• **EXERCISE**: Count every line of these entries that holds the word "What", and reply with the number only.

• **DATA FOR THE TASK**:
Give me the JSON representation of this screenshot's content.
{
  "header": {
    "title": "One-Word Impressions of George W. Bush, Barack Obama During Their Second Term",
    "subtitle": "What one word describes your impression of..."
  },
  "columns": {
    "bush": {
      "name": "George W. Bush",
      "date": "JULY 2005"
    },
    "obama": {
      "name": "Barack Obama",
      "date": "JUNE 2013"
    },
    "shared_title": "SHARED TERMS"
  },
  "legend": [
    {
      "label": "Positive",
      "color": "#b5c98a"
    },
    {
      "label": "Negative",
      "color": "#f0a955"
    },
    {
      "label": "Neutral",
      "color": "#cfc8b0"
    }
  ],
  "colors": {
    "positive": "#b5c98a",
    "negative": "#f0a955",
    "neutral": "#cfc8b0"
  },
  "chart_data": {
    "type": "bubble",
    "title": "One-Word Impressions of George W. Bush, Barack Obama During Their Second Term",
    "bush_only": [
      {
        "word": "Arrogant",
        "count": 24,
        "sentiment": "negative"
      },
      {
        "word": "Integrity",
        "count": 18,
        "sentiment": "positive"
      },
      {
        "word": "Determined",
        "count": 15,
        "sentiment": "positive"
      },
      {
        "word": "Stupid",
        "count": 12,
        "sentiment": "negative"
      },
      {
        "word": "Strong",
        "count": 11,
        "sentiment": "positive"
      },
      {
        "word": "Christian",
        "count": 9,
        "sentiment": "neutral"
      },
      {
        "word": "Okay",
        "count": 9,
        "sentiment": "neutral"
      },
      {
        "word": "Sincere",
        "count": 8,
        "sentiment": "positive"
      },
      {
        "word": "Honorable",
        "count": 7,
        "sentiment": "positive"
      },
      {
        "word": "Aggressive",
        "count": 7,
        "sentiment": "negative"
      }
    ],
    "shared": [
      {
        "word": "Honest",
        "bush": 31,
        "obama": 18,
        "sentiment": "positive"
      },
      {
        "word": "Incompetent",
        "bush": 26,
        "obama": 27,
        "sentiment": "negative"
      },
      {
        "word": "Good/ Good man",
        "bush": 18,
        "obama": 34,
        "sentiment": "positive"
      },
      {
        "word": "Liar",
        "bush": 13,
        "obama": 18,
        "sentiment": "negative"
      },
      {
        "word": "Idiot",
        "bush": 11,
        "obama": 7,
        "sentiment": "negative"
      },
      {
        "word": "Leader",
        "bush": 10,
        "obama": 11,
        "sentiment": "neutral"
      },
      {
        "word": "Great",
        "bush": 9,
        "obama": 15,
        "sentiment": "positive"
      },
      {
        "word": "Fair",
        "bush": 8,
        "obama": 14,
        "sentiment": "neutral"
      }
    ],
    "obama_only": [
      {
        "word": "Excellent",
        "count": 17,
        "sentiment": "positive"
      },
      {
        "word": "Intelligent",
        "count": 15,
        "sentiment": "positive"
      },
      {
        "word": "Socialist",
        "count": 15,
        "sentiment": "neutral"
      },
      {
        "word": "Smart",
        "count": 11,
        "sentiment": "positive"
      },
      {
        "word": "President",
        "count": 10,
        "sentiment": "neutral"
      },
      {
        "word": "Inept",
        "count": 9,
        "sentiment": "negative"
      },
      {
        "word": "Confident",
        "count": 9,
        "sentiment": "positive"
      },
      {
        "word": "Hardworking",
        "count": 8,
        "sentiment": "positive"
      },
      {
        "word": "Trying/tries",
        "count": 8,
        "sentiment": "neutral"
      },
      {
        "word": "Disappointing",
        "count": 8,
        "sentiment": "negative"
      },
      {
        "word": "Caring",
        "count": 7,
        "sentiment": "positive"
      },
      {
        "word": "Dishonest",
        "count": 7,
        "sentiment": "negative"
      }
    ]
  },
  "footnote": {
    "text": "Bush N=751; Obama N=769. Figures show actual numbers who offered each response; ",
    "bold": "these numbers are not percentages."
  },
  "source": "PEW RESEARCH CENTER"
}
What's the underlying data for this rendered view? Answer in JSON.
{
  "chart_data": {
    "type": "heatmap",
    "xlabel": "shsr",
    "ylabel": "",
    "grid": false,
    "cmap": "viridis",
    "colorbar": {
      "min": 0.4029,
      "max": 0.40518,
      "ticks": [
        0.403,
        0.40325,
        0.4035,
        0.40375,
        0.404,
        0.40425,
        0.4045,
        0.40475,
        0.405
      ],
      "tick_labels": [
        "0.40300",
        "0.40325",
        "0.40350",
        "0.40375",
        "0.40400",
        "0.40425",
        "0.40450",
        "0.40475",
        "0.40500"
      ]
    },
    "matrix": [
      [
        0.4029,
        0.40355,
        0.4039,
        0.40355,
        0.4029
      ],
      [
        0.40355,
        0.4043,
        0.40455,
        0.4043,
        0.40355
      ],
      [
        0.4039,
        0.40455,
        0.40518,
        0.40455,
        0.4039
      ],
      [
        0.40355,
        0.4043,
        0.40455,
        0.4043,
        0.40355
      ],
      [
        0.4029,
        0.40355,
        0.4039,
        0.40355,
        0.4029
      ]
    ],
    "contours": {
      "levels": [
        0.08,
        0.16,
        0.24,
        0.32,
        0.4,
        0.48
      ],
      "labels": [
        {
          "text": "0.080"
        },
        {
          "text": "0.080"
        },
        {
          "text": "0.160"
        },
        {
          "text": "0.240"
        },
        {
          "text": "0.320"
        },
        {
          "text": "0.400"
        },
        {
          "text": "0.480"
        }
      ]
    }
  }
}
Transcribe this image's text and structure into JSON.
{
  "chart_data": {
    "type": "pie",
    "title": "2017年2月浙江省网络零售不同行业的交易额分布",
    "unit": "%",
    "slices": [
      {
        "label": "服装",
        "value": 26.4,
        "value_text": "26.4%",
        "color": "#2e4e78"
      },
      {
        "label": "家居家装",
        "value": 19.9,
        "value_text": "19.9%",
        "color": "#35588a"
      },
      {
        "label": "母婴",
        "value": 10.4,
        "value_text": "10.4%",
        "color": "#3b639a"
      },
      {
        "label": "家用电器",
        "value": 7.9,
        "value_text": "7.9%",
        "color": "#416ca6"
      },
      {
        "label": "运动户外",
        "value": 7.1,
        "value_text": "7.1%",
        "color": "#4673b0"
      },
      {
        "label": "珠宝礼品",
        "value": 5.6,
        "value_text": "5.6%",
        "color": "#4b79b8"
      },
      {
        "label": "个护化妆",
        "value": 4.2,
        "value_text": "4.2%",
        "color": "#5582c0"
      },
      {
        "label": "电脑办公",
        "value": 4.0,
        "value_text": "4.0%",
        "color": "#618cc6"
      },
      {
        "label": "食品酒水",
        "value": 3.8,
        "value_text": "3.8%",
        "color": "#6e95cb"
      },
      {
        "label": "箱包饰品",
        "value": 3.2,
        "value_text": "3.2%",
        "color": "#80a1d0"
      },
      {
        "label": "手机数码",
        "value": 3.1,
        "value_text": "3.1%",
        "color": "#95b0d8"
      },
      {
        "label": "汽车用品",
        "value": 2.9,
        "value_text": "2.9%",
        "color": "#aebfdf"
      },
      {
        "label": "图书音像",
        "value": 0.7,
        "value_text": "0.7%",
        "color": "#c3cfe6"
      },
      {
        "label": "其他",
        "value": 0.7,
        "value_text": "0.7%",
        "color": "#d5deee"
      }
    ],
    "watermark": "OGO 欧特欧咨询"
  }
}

* * *

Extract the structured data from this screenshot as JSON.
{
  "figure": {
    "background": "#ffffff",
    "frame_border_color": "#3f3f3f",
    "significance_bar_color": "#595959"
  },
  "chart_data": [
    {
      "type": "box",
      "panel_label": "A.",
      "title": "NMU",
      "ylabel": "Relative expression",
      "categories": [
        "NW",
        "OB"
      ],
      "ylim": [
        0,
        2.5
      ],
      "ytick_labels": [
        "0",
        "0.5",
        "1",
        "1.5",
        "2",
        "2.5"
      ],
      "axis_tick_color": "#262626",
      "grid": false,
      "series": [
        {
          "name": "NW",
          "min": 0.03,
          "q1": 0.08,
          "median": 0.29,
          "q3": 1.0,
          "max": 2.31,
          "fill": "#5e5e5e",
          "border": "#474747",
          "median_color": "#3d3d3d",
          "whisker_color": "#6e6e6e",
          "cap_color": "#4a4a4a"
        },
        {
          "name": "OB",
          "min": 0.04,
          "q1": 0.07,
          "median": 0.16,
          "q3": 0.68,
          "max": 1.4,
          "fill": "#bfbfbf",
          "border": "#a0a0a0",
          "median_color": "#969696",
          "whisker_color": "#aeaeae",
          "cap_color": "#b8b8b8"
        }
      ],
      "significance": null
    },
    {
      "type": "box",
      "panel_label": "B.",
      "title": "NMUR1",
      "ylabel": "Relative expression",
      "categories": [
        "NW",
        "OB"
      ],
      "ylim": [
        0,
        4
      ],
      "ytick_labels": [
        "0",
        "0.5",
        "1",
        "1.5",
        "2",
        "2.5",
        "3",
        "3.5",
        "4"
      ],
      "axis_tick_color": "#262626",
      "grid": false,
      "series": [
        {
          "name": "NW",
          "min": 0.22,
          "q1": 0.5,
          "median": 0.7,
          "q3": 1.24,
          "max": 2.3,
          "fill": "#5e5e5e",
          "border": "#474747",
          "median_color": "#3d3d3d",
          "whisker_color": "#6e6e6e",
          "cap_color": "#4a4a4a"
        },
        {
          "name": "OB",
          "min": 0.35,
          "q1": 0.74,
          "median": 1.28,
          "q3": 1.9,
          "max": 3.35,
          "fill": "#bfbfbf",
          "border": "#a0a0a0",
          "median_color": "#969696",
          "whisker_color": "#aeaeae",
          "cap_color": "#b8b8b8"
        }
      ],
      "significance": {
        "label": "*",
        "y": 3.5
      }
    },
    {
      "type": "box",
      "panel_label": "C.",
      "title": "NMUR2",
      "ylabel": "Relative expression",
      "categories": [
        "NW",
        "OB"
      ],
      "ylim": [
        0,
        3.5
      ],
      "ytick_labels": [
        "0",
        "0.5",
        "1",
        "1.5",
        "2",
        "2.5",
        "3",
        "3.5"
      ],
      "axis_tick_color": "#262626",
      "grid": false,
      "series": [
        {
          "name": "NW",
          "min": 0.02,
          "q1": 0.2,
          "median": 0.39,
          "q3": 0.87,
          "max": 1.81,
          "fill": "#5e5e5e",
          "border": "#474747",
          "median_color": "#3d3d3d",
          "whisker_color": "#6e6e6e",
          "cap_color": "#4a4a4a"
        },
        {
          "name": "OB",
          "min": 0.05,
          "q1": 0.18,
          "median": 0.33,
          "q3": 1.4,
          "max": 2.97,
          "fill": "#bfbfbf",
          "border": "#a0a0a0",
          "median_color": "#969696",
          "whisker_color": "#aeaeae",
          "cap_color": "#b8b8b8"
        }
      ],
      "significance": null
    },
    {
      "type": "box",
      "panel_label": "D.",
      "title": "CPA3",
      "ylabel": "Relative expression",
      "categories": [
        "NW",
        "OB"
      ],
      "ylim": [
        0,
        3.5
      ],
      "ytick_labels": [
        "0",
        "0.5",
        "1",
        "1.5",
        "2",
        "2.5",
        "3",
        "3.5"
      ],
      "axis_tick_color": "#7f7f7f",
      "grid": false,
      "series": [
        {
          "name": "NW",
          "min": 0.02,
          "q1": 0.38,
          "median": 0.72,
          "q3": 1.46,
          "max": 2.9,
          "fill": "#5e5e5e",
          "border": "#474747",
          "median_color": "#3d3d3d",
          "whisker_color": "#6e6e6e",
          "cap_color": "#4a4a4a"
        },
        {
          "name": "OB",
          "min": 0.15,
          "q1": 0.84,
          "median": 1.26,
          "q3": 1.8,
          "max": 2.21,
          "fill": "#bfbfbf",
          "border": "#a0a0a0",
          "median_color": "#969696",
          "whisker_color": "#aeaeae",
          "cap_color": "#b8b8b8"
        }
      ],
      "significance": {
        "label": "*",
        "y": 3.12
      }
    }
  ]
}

• **RESPONSE TO THE EXERCISE**: 2